## WHAT IS EXPECTED
Reproduce without change the lines of the material that begin with the line containing "day-cell <box>22 128 129 198</box>" and continue through the line containing "daylight-text: Daylight: 10 hours and 11", including both of those lines.

## RECORDS SUPPLIED
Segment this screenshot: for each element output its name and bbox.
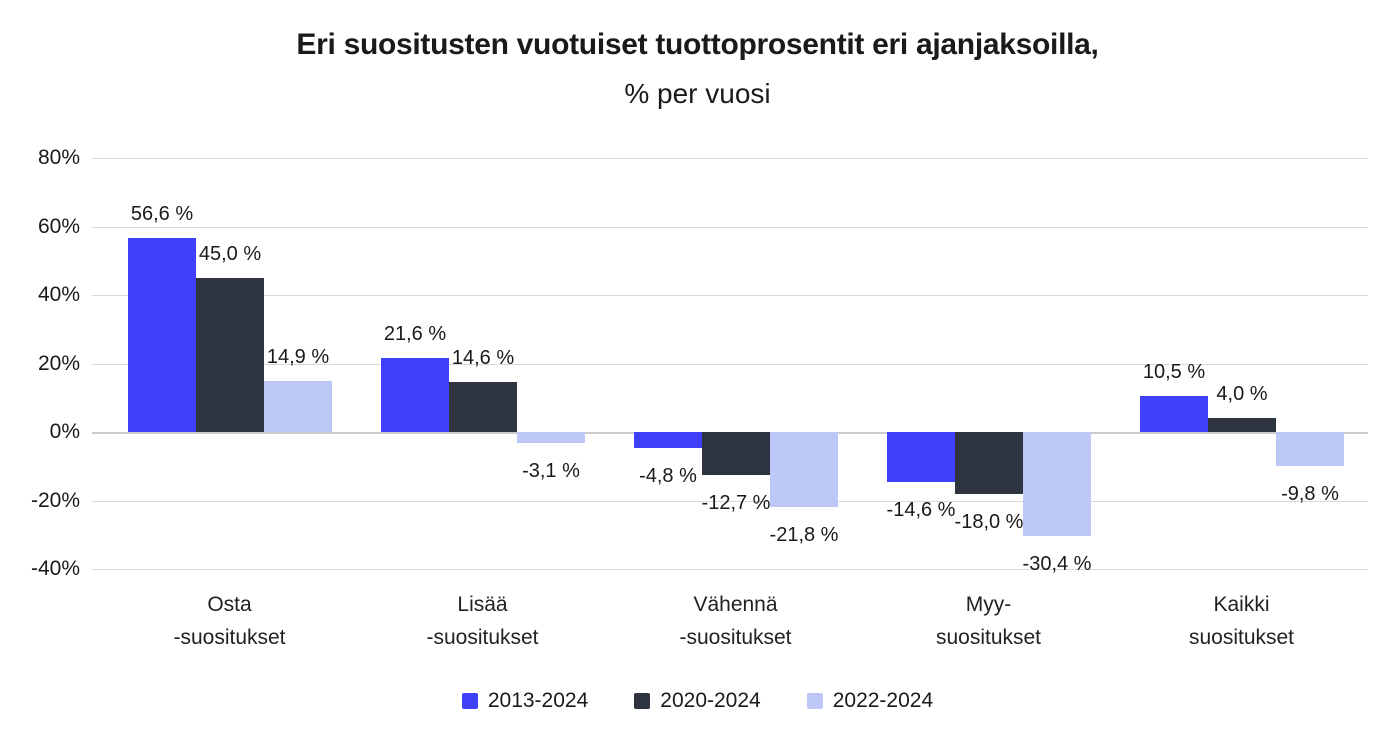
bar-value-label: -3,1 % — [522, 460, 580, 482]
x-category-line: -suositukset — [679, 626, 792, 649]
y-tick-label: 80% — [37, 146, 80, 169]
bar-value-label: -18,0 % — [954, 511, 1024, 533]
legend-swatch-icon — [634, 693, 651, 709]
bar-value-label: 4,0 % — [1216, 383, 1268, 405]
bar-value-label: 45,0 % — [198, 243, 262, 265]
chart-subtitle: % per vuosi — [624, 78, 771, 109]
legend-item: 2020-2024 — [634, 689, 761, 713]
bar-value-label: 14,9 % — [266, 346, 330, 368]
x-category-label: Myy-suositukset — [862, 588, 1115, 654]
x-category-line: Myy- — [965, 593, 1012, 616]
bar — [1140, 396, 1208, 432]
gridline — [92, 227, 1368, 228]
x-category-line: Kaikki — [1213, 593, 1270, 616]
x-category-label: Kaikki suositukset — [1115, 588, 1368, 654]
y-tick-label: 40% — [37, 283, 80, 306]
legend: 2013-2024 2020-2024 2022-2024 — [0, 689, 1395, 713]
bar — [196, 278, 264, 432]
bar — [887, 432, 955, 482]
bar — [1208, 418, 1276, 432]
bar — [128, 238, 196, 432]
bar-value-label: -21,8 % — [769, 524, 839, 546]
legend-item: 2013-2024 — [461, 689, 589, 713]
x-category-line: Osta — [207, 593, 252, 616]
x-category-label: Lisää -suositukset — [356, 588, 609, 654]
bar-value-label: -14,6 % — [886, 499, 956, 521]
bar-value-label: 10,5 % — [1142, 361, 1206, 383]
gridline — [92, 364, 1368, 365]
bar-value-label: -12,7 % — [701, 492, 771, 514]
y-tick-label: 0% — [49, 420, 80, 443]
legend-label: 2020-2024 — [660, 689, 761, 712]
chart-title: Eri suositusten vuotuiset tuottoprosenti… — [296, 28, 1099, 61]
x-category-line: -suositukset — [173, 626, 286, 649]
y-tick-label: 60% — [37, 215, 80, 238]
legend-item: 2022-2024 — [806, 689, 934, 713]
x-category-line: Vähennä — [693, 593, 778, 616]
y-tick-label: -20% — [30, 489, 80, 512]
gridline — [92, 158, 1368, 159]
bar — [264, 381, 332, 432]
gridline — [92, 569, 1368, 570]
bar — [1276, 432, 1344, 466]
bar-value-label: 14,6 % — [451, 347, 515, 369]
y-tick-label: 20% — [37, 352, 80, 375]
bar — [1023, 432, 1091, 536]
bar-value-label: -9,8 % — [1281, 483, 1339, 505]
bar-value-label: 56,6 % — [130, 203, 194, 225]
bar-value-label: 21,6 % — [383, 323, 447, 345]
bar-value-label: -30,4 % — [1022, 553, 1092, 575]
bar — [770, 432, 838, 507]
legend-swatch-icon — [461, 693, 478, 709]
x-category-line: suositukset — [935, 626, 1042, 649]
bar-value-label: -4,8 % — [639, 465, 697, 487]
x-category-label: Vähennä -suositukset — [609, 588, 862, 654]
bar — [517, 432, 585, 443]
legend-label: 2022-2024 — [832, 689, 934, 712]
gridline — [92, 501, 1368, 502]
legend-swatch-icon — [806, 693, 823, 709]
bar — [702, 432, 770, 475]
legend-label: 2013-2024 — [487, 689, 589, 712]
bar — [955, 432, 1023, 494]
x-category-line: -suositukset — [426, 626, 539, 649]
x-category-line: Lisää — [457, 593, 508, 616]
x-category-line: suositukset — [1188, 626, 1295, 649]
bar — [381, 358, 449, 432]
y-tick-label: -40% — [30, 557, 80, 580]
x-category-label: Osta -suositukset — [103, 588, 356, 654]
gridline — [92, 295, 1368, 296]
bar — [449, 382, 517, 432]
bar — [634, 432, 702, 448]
==
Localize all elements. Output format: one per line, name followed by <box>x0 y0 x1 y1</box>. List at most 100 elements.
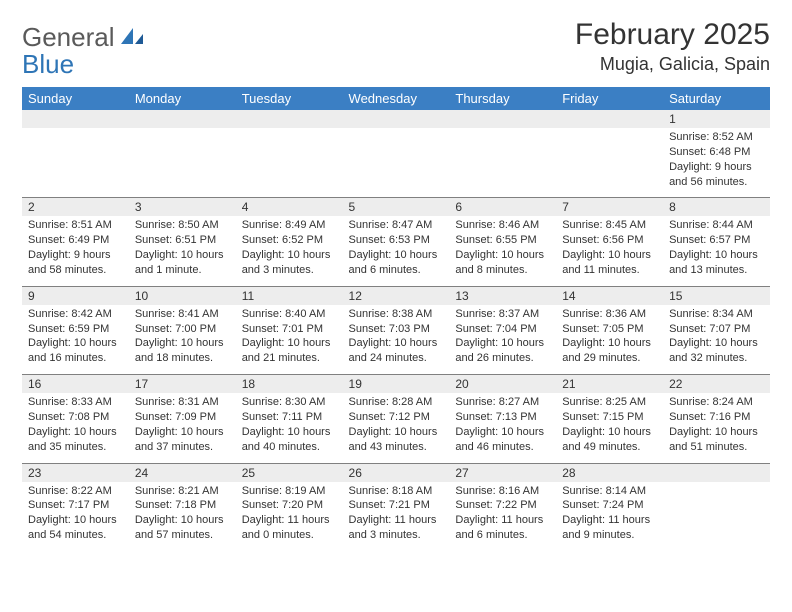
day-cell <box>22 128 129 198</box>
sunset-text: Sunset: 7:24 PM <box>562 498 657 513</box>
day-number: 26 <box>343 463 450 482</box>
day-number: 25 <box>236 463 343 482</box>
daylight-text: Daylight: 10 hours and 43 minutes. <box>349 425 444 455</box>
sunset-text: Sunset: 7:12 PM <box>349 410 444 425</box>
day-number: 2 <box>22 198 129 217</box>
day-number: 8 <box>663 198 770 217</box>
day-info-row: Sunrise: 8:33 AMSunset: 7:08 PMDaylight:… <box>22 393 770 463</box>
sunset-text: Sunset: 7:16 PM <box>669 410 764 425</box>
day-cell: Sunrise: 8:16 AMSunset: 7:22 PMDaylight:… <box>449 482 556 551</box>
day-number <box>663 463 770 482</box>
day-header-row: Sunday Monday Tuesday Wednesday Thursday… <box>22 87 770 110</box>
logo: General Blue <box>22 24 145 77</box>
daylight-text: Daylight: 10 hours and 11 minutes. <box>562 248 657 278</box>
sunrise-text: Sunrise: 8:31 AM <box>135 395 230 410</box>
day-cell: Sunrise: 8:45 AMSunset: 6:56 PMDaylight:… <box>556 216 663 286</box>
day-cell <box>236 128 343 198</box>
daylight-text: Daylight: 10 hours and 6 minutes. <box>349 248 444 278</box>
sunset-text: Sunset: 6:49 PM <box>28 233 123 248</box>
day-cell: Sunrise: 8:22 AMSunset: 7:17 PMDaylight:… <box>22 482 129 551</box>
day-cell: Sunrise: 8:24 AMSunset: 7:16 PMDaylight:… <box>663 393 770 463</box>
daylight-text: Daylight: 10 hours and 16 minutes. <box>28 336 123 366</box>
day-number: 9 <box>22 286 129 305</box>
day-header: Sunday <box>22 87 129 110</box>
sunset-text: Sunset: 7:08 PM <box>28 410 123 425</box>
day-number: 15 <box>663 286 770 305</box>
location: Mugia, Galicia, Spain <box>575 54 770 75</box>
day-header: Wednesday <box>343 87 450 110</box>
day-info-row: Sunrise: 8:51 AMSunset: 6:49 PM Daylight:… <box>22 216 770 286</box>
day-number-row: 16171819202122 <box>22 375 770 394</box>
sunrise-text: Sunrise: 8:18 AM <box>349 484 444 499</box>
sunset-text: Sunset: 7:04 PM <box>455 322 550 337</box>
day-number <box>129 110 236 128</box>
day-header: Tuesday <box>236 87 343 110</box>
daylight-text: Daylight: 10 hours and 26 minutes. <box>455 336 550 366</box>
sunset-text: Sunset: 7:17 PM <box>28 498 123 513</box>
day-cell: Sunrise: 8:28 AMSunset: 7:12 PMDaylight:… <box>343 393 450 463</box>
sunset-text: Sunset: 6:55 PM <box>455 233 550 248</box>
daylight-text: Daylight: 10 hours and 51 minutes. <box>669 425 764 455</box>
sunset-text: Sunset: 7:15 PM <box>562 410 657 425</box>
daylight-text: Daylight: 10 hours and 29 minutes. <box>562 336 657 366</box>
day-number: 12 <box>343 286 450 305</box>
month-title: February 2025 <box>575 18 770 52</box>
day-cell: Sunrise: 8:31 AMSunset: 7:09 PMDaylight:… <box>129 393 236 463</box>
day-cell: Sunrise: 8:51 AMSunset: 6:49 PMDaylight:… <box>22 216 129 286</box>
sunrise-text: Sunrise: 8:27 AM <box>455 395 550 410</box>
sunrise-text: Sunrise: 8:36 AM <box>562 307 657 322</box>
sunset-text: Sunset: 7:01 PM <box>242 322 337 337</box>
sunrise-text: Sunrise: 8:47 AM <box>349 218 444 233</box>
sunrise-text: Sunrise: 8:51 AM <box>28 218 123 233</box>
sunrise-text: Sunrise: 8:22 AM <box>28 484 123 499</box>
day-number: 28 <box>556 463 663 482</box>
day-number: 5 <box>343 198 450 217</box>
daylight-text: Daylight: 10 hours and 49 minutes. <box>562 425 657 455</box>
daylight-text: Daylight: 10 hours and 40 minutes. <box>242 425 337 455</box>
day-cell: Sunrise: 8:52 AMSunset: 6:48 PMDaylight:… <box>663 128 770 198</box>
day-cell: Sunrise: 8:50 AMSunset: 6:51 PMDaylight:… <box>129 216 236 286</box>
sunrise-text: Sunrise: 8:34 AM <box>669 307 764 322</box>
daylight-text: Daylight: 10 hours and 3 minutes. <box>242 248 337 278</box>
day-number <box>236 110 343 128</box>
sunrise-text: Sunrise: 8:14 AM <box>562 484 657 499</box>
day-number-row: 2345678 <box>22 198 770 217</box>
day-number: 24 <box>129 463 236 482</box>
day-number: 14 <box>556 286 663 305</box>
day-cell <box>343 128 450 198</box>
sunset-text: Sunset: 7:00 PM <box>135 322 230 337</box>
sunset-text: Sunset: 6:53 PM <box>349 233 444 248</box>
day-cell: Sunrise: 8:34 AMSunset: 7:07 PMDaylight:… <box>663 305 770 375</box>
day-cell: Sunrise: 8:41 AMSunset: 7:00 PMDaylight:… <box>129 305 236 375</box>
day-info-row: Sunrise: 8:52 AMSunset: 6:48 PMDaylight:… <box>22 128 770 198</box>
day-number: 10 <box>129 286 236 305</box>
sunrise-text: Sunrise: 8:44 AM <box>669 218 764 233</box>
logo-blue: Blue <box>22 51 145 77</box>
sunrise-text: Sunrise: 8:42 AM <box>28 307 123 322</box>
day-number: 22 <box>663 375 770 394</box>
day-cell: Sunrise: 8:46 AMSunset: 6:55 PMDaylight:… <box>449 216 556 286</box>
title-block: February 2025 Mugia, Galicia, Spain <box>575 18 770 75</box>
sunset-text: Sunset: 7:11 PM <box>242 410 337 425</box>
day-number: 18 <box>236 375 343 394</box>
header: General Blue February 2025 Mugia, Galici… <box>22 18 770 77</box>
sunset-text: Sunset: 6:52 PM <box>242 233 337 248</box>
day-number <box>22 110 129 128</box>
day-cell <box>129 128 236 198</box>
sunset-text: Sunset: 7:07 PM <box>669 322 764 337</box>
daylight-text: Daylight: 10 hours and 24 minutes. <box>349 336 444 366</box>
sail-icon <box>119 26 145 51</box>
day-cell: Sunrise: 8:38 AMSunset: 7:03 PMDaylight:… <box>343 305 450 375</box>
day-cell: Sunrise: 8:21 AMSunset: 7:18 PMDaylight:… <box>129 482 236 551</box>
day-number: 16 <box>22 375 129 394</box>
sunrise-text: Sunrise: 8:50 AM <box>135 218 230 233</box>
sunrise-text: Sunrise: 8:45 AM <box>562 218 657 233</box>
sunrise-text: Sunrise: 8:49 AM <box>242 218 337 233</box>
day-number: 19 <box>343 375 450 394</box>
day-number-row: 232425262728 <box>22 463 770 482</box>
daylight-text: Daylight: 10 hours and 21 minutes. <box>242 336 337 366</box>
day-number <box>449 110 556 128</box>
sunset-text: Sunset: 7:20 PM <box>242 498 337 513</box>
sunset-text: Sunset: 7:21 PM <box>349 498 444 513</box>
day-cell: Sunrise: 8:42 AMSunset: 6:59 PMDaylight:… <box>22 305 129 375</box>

## RESPONSE TO THE EXERCISE
day-cell <box>22 128 129 198</box>
sunset-text: Sunset: 7:24 PM <box>562 498 657 513</box>
day-number: 26 <box>343 463 450 482</box>
day-number: 25 <box>236 463 343 482</box>
daylight-text: Daylight: 10 hours and 43 minutes. <box>349 425 444 455</box>
sunset-text: Sunset: 7:12 PM <box>349 410 444 425</box>
day-number: 2 <box>22 198 129 217</box>
day-number: 8 <box>663 198 770 217</box>
day-info-row: Sunrise: 8:33 AMSunset: 7:08 PMDaylight:… <box>22 393 770 463</box>
sunset-text: Sunset: 7:16 PM <box>669 410 764 425</box>
day-cell: Sunrise: 8:16 AMSunset: 7:22 PMDaylight:… <box>449 482 556 551</box>
day-number <box>663 463 770 482</box>
day-header-row: Sunday Monday Tuesday Wednesday Thursday… <box>22 87 770 110</box>
logo: General Blue <box>22 24 145 77</box>
daylight-text: Daylight: 10 hours and 11 minutes. <box>562 248 657 278</box>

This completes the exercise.